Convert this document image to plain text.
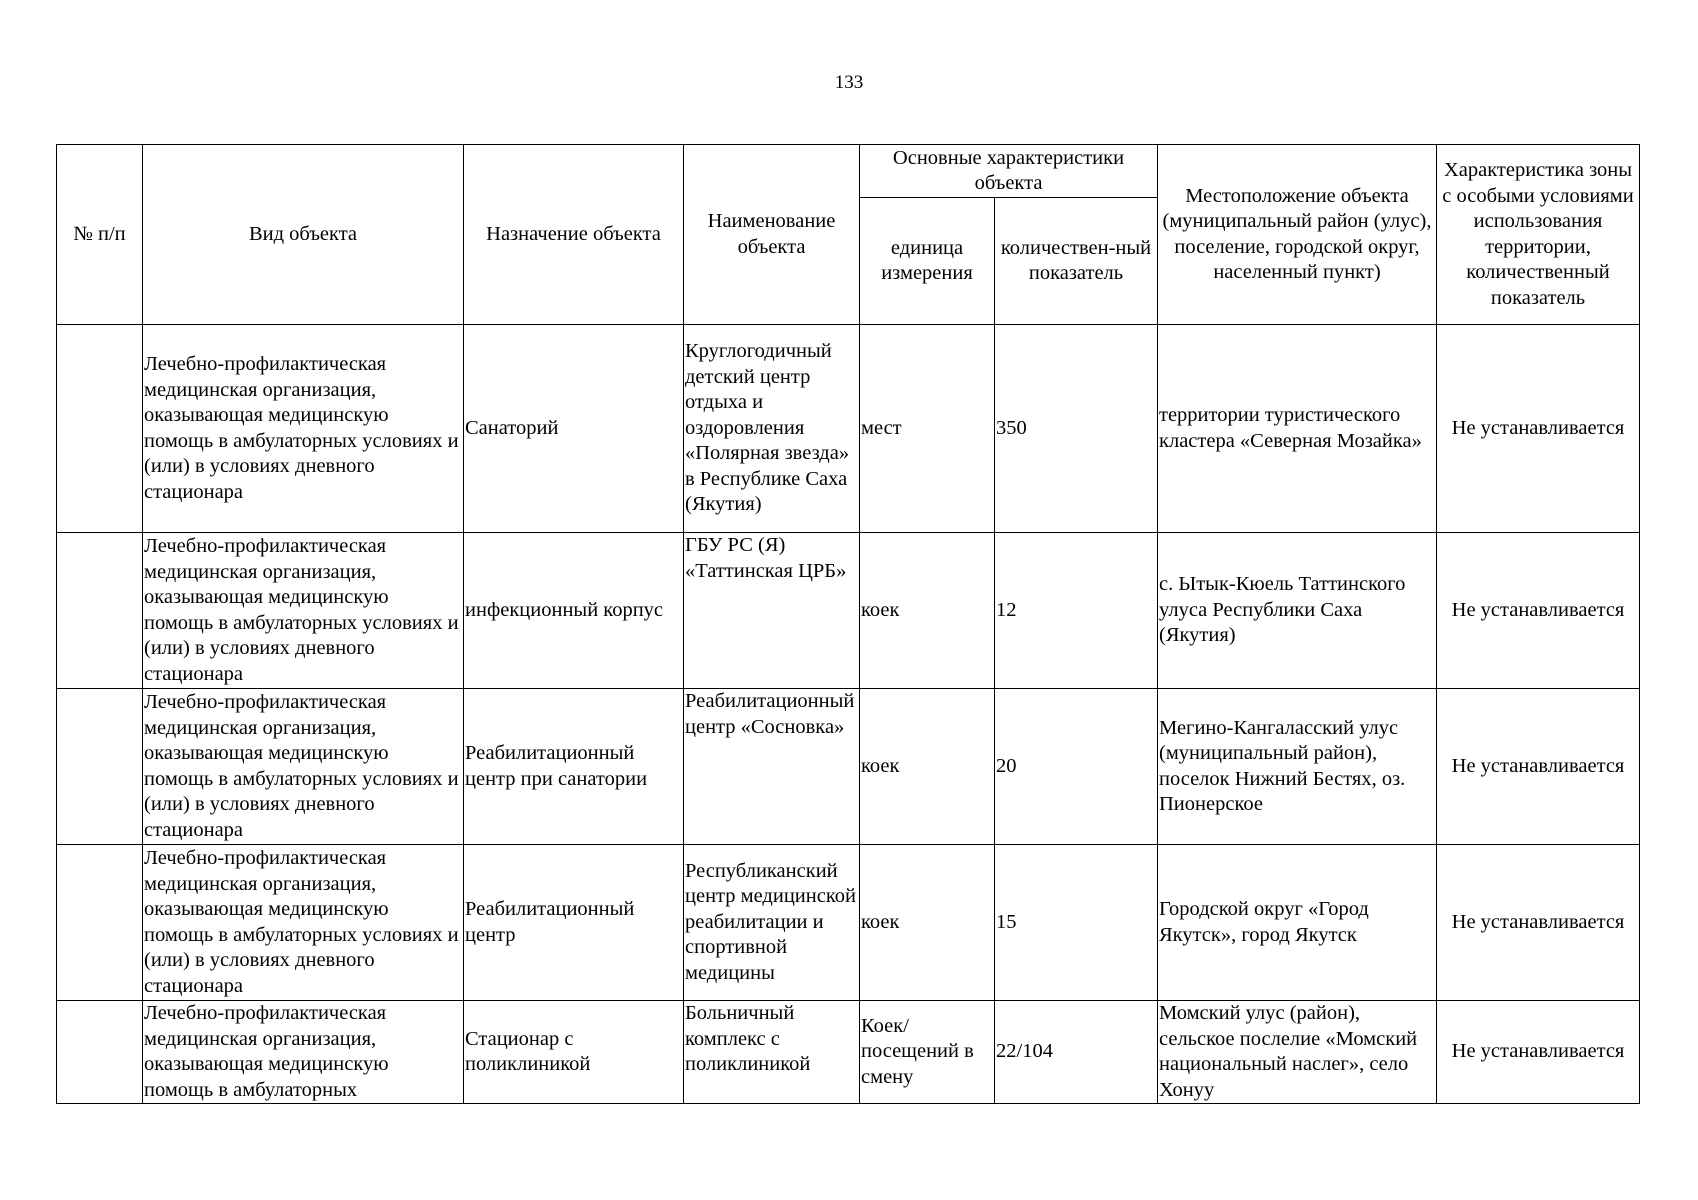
133
№ п/п	Вид объекта	Назначение объекта	Наименование объекта	Основные характеристики объекта		Местоположение объекта (муниципальный район (улус), поселение, городской округ, населенный пункт)	Характеристика зоны с особыми условиями использования территории, количественный показатель
				единица измерения	количествен-ный показатель		
	Лечебно-профилактическая медицинская организация, оказывающая медицинскую помощь в амбулаторных условиях и (или) в условиях дневного стационара	Санаторий	Круглогодичный детский центр отдыха и оздоровления «Полярная звезда» в Республике Саха (Якутия)	мест	350	территории туристического кластера «Северная Мозайка»	Не устанавливается
	Лечебно-профилактическая медицинская организация, оказывающая медицинскую помощь в амбулаторных условиях и (или) в условиях дневного стационара	инфекционный корпус	ГБУ РС (Я) «Таттинская ЦРБ»	коек	12	с. Ытык-Кюель Таттинского улуса Республики Саха (Якутия)	Не устанавливается
	Лечебно-профилактическая медицинская организация, оказывающая медицинскую помощь в амбулаторных условиях и (или) в условиях дневного стационара	Реабилитационный центр при санатории	Реабилитационный центр «Сосновка»	коек	20	Мегино-Кангаласский улус (муниципальный район), поселок Нижний Бестях, оз. Пионерское	Не устанавливается
	Лечебно-профилактическая медицинская организация, оказывающая медицинскую помощь в амбулаторных условиях и (или) в условиях дневного стационара	Реабилитационный центр	Республиканский центр медицинской реабилитации и спортивной медицины	коек	15	Городской округ «Город Якутск», город Якутск	Не устанавливается
	Лечебно-профилактическая медицинская организация, оказывающая медицинскую помощь в амбулаторных	Стационар с поликлиникой	Больничный комплекс с поликлиникой	Коек/посещений в смену	22/104	Момский улус (район), сельское послелие «Момский национальный наслег», село Хонуу	Не устанавливается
+--
Aim of the task = Your copy of the data should match it exactly, except that pictures are left out.

Full answer =
Convert this document image to plain text.
133
№ п/п	Вид объекта	Назначение объекта	Наименование объекта	Основные характеристики объекта		Местоположение объекта (муниципальный район (улус), поселение, городской округ, населенный пункт)	Характеристика зоны с особыми условиями использования территории, количественный показатель
				единица измерения	количествен-ный показатель		
	Лечебно-профилактическая медицинская организация, оказывающая медицинскую помощь в амбулаторных условиях и (или) в условиях дневного стационара	Санаторий	Круглогодичный детский центр отдыха и оздоровления «Полярная звезда» в Республике Саха (Якутия)	мест	350	территории туристического кластера «Северная Мозайка»	Не устанавливается
	Лечебно-профилактическая медицинская организация, оказывающая медицинскую помощь в амбулаторных условиях и (или) в условиях дневного стационара	инфекционный корпус	ГБУ РС (Я) «Таттинская ЦРБ»	коек	12	с. Ытык-Кюель Таттинского улуса Республики Саха (Якутия)	Не устанавливается
	Лечебно-профилактическая медицинская организация, оказывающая медицинскую помощь в амбулаторных условиях и (или) в условиях дневного стационара	Реабилитационный центр при санатории	Реабилитационный центр «Сосновка»	коек	20	Мегино-Кангаласский улус (муниципальный район), поселок Нижний Бестях, оз. Пионерское	Не устанавливается
	Лечебно-профилактическая медицинская организация, оказывающая медицинскую помощь в амбулаторных условиях и (или) в условиях дневного стационара	Реабилитационный центр	Республиканский центр медицинской реабилитации и спортивной медицины	коек	15	Городской округ «Город Якутск», город Якутск	Не устанавливается
	Лечебно-профилактическая медицинская организация, оказывающая медицинскую помощь в амбулаторных	Стационар с поликлиникой	Больничный комплекс с поликлиникой	Коек/посещений в смену	22/104	Момский улус (район), сельское послелие «Момский национальный наслег», село Хонуу	Не устанавливается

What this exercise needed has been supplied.